* [Source]
____________

Dans une tournée à Dajabon, petite localité de la frontière, le dictateur Rafael Trujillo a martelé à la foule venue l’acclamer le 02 octobre 1937 : “J’ai appris que les Haïtiens volent vos nourritures et vos bétails, nous réglerons cette affaire. D’ailleurs, nous avons déjà commencé : trois cents Haïtiens ont déjà été tués à Banica et ce remède va se poursuivre,” a-t-il déclaré.

Des signes avant-coureurs de plusieurs journées dramatiques pour les Haïtiens. Kouto-a, el corte, massacre du persil, sont entre autres les différentes appellations de cette tragédie.

Dans son ouvrage intitulé “Histoire Période Nationale”, Wesner Emmanuel a écrit : “Dans presque toutes les localités de la zone frontalière, sans distinction d’âge et de sexe, le sang coule à flot. On tue à l’arme blanche. Certaines victimes sont noyées. Pour bien identifier les Haïtiens, on leur demande de prononcer les mots ‘perejir et cotorrrito’ vu leurs difficultés à bien articuler le ‘r’ dans les mots espagnols.

____________

Entrées d'annotation spatiale:
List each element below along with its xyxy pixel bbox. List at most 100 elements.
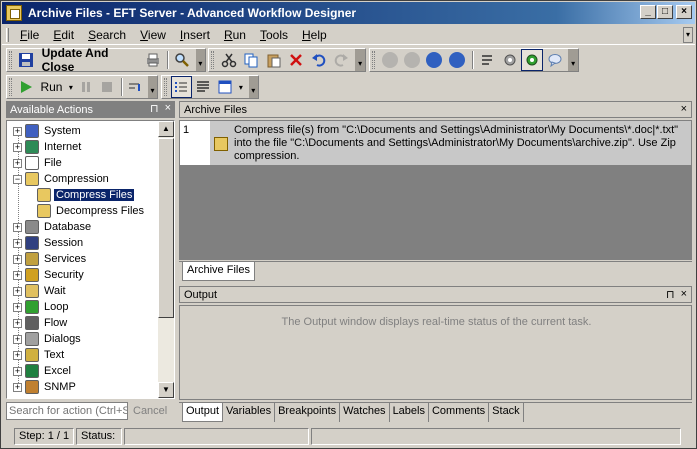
tab-output[interactable]: Output: [182, 403, 224, 422]
tree-item-file[interactable]: + File: [13, 155, 64, 171]
title-bar[interactable]: Archive Files - EFT Server - Advanced Wo…: [2, 2, 695, 24]
tree-item-internet[interactable]: + Internet: [13, 139, 83, 155]
menu-run[interactable]: Run: [217, 26, 253, 44]
print-icon[interactable]: [142, 49, 163, 71]
toolbar-grip[interactable]: [9, 51, 12, 69]
delete-icon[interactable]: [286, 49, 308, 71]
workflow-step-row[interactable]: 1 Compress file(s) from "C:\Documents an…: [180, 121, 691, 165]
move-right-icon[interactable]: [446, 49, 467, 71]
cut-icon[interactable]: [218, 49, 240, 71]
expand-icon[interactable]: +: [13, 350, 22, 360]
toolbar-overflow-icon[interactable]: ▾: [355, 49, 365, 71]
output-pin-icon[interactable]: ⊓: [666, 288, 675, 301]
toolbar-overflow-icon[interactable]: ▾: [568, 49, 578, 71]
stop-icon[interactable]: [97, 76, 117, 98]
step-into-icon[interactable]: [126, 76, 146, 98]
menu-search[interactable]: Search: [81, 26, 133, 44]
tree-item-security[interactable]: + Security: [13, 267, 86, 283]
document-empty-area[interactable]: [180, 165, 691, 259]
toolbar-grip[interactable]: [9, 78, 12, 96]
expand-icon[interactable]: +: [13, 382, 22, 392]
menu-insert[interactable]: Insert: [173, 26, 217, 44]
expand-icon[interactable]: +: [13, 158, 22, 168]
update-and-close-button[interactable]: Update And Close: [38, 46, 143, 74]
copy-icon[interactable]: [241, 49, 263, 71]
toolbar-grip[interactable]: [372, 51, 375, 69]
paste-icon[interactable]: [263, 49, 285, 71]
expand-icon[interactable]: +: [13, 334, 22, 344]
layout-icon[interactable]: [214, 76, 235, 98]
toolbar-grip[interactable]: [164, 78, 167, 96]
move-up-icon[interactable]: [379, 49, 400, 71]
tree-item-flow[interactable]: + Flow: [13, 315, 69, 331]
expand-icon[interactable]: +: [13, 126, 22, 136]
tree-item-snmp[interactable]: + SNMP: [13, 379, 78, 395]
menu-tools[interactable]: Tools: [253, 26, 295, 44]
tab-archive-files[interactable]: Archive Files: [182, 262, 255, 281]
tree-item-wait[interactable]: + Wait: [13, 283, 68, 299]
toolbar-overflow-icon[interactable]: ▾: [248, 76, 258, 98]
output-close-icon[interactable]: ×: [681, 288, 687, 301]
toolbar-overflow-icon[interactable]: ▾: [148, 76, 157, 98]
expand-icon[interactable]: +: [13, 286, 22, 296]
tab-watches[interactable]: Watches: [340, 403, 390, 422]
settings-gear-icon[interactable]: [499, 49, 520, 71]
run-dropdown-icon[interactable]: ▾: [66, 76, 75, 98]
tree-item-services[interactable]: + Services: [13, 251, 88, 267]
menu-grip[interactable]: [6, 27, 9, 42]
expand-icon[interactable]: +: [13, 270, 22, 280]
expand-icon[interactable]: +: [13, 318, 22, 328]
tree-item-text[interactable]: + Text: [13, 347, 66, 363]
undo-icon[interactable]: [308, 49, 330, 71]
close-button[interactable]: ×: [676, 5, 692, 19]
tree-scrollbar[interactable]: ▲ ▼: [158, 121, 174, 398]
list-view-icon[interactable]: [170, 76, 192, 98]
tab-breakpoints[interactable]: Breakpoints: [275, 403, 341, 422]
redo-icon[interactable]: [331, 49, 353, 71]
expand-icon[interactable]: +: [13, 302, 22, 312]
breakpoint-icon[interactable]: [521, 49, 543, 71]
save-icon[interactable]: [16, 49, 37, 71]
move-left-icon[interactable]: [424, 49, 445, 71]
text-view-icon[interactable]: [193, 76, 214, 98]
expand-icon[interactable]: +: [13, 142, 22, 152]
comment-icon[interactable]: [544, 49, 565, 71]
document-close-icon[interactable]: ×: [681, 103, 687, 115]
menu-overflow-icon[interactable]: ▾: [683, 27, 693, 43]
menu-view[interactable]: View: [133, 26, 173, 44]
properties-icon[interactable]: [477, 49, 498, 71]
run-button[interactable]: Run: [36, 76, 66, 98]
tab-stack[interactable]: Stack: [489, 403, 524, 422]
expand-icon[interactable]: +: [13, 222, 22, 232]
tree-item-compression[interactable]: − Compression: [13, 171, 111, 187]
maximize-button[interactable]: □: [657, 5, 673, 19]
menu-file[interactable]: File: [13, 26, 46, 44]
tree-item-session[interactable]: + Session: [13, 235, 85, 251]
menu-help[interactable]: Help: [295, 26, 334, 44]
tree-item-compress-files[interactable]: Compress Files: [37, 187, 135, 203]
tree-item-system[interactable]: + System: [13, 123, 83, 139]
find-icon[interactable]: [172, 49, 193, 71]
expand-icon[interactable]: +: [13, 238, 22, 248]
toolbar-overflow-icon[interactable]: ▾: [195, 49, 206, 71]
tab-labels[interactable]: Labels: [390, 403, 429, 422]
tab-comments[interactable]: Comments: [429, 403, 490, 422]
pause-icon[interactable]: [76, 76, 96, 98]
collapse-icon[interactable]: −: [13, 174, 22, 184]
scroll-thumb[interactable]: [158, 138, 174, 318]
cancel-search-button[interactable]: Cancel: [133, 405, 167, 417]
expand-icon[interactable]: +: [13, 254, 22, 264]
tree-item-database[interactable]: + Database: [13, 219, 93, 235]
scroll-up-icon[interactable]: ▲: [158, 121, 174, 137]
layout-dropdown-icon[interactable]: ▾: [236, 76, 245, 98]
toolbar-grip[interactable]: [211, 51, 214, 69]
tab-variables[interactable]: Variables: [223, 403, 276, 422]
move-down-icon[interactable]: [401, 49, 422, 71]
tree-item-excel[interactable]: + Excel: [13, 363, 73, 379]
tree-item-loop[interactable]: + Loop: [13, 299, 70, 315]
tree-item-dialogs[interactable]: + Dialogs: [13, 331, 83, 347]
panel-close-icon[interactable]: ×: [165, 102, 171, 115]
search-action-input[interactable]: [6, 402, 128, 420]
run-play-icon[interactable]: [16, 76, 36, 98]
menu-edit[interactable]: Edit: [46, 26, 81, 44]
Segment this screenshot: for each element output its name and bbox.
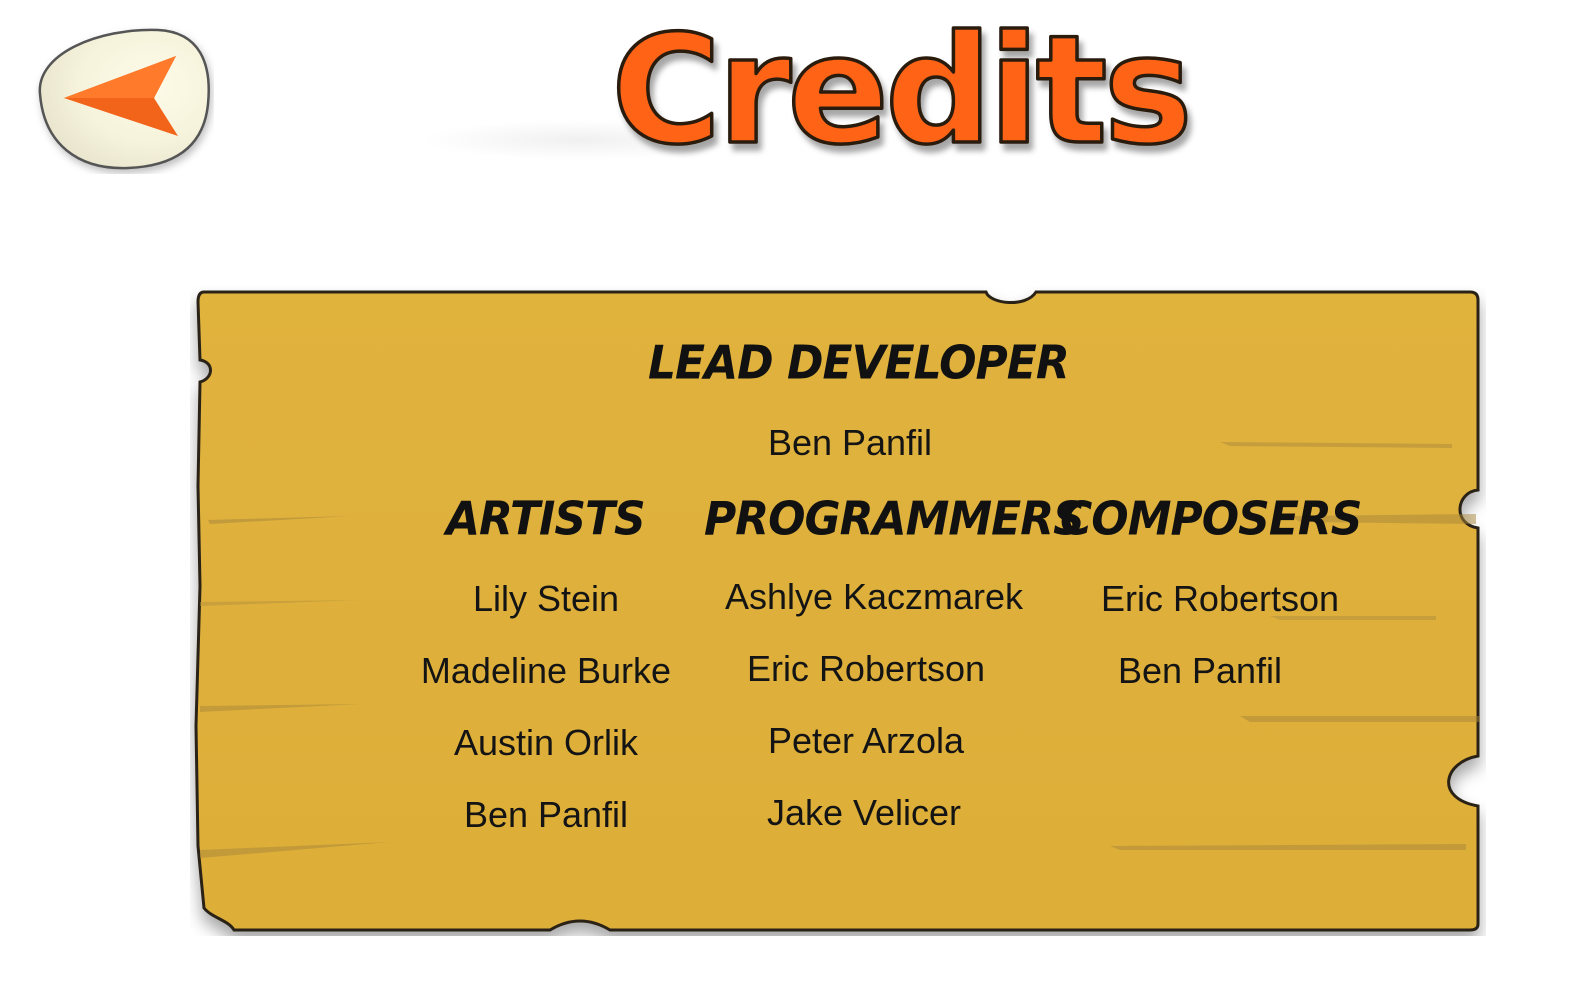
- artist-name: Austin Orlik: [453, 722, 639, 763]
- title-text: Credits: [611, 4, 1189, 174]
- artist-name: Madeline Burke: [420, 650, 672, 691]
- arrow-left-icon: [38, 28, 210, 170]
- programmer-name: Jake Velicer: [766, 792, 962, 833]
- composer-name: Ben Panfil: [1117, 650, 1283, 691]
- programmer-name: Peter Arzola: [767, 720, 965, 761]
- artists-heading: ARTISTS: [446, 492, 646, 547]
- lead-developer-heading: LEAD DEVELOPER: [648, 336, 1070, 391]
- programmer-name: Eric Robertson: [746, 648, 986, 689]
- programmers-heading: PROGRAMMERS: [704, 492, 1085, 547]
- lead-developer-name: Ben Panfil: [767, 422, 933, 463]
- composers-heading: COMPOSERS: [1060, 492, 1362, 547]
- artist-name: Ben Panfil: [463, 794, 629, 835]
- composer-name: Eric Robertson: [1100, 578, 1340, 619]
- programmer-name: Ashlye Kaczmarek: [724, 576, 1024, 617]
- page-title: Credits: [560, 4, 1240, 174]
- artist-name: Lily Stein: [472, 578, 620, 619]
- credits-board: LEAD DEVELOPER Ben Panfil ARTISTS PROGRA…: [190, 286, 1486, 936]
- back-button[interactable]: [28, 24, 214, 174]
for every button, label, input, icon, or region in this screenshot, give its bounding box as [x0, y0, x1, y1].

____________

* [Exercice écrit] Recopiez le passage du texte sur le massacre de 1937 qui commence par "Dans une tournée" et va jusqu'à "de cette tragédie.", en substituant "la population" à "la foule".

* [Résultat]
Dans une tournée à Dajabon, petite localité de la frontière, le dictateur Rafael Trujillo a martelé à la population venue l’acclamer le 02 octobre 1937 : “J’ai appris que les Haïtiens volent vos nourritures et vos bétails, nous réglerons cette affaire. D’ailleurs, nous avons déjà commencé : trois cents Haïtiens ont déjà été tués à Banica et ce remède va se poursuivre,” a-t-il déclaré.

Des signes avant-coureurs de plusieurs journées dramatiques pour les Haïtiens. Kouto-a, el corte, massacre du persil, sont entre autres les différentes appellations de cette tragédie.